++++ EXTRACTED DATA

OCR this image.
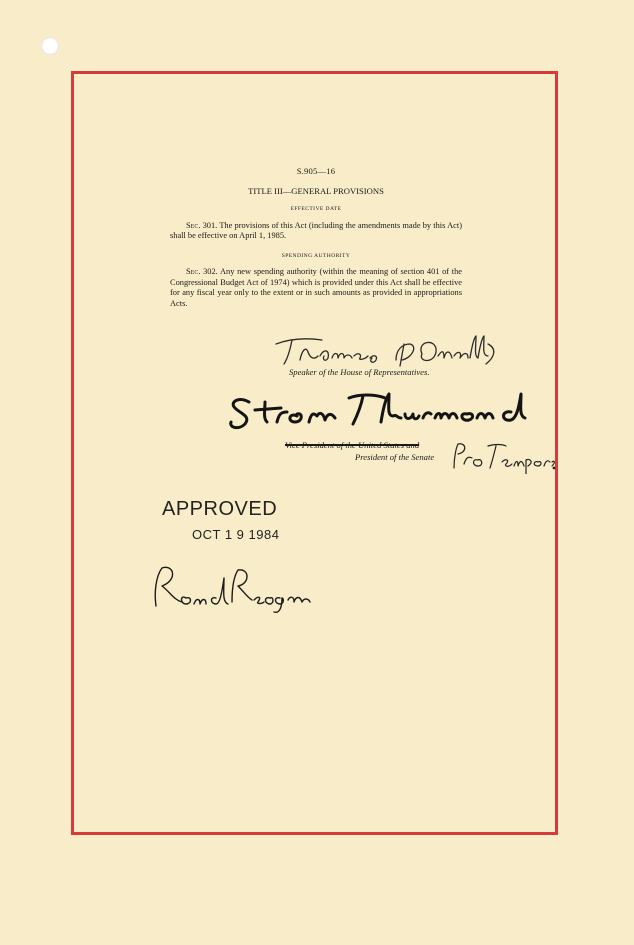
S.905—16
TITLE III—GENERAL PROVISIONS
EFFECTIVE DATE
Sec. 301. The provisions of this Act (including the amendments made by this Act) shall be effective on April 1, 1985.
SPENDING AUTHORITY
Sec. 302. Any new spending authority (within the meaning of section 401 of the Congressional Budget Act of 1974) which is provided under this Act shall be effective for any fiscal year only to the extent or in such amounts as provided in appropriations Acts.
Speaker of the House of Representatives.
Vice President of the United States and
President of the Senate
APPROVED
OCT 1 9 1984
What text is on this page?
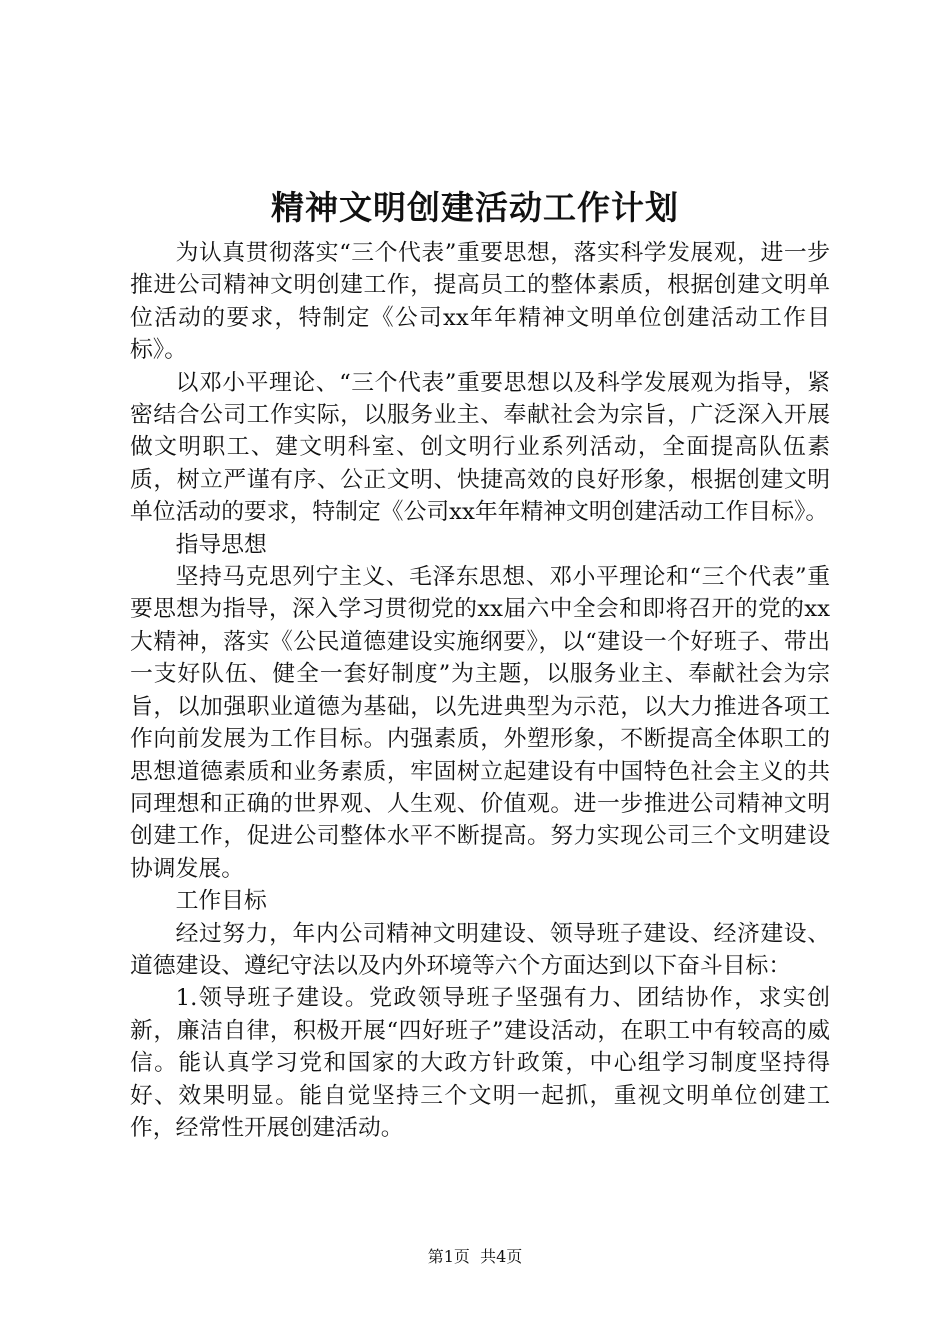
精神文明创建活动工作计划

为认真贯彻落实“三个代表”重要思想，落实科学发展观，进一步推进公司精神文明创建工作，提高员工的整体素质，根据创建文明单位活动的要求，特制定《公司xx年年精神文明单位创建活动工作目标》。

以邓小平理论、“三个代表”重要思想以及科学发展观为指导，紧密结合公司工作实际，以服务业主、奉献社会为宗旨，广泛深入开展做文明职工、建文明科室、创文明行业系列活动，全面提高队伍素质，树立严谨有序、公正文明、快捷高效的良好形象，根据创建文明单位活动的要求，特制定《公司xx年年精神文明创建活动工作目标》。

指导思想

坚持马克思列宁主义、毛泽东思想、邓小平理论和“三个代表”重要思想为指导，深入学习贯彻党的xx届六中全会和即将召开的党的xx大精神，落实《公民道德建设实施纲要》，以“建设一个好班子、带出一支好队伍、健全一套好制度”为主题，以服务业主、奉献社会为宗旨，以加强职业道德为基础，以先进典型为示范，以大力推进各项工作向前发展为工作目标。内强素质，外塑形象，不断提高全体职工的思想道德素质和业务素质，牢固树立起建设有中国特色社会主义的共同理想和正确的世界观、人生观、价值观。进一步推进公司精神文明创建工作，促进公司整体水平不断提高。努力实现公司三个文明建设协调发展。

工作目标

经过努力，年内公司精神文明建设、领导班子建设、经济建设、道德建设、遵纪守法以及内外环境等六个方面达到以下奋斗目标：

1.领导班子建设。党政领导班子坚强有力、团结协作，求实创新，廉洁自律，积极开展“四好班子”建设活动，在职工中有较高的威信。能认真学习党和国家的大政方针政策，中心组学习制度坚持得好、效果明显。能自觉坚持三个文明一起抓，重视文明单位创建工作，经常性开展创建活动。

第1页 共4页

++++++++

Look through the data and gather every line with the string "this" in it.

* [WRITTEN RESPONSE]
OCR this image.
Sec. 301. The provisions of this Act (including the amendments made by this Act) shall be effective on April 1, 1985.
Sec. 302. Any new spending authority (within the meaning of section 401 of the Congressional Budget Act of 1974) which is provided under this Act shall be effective for any fiscal year only to the extent or in such amounts as provided in appropriations Acts.
What text is on this page?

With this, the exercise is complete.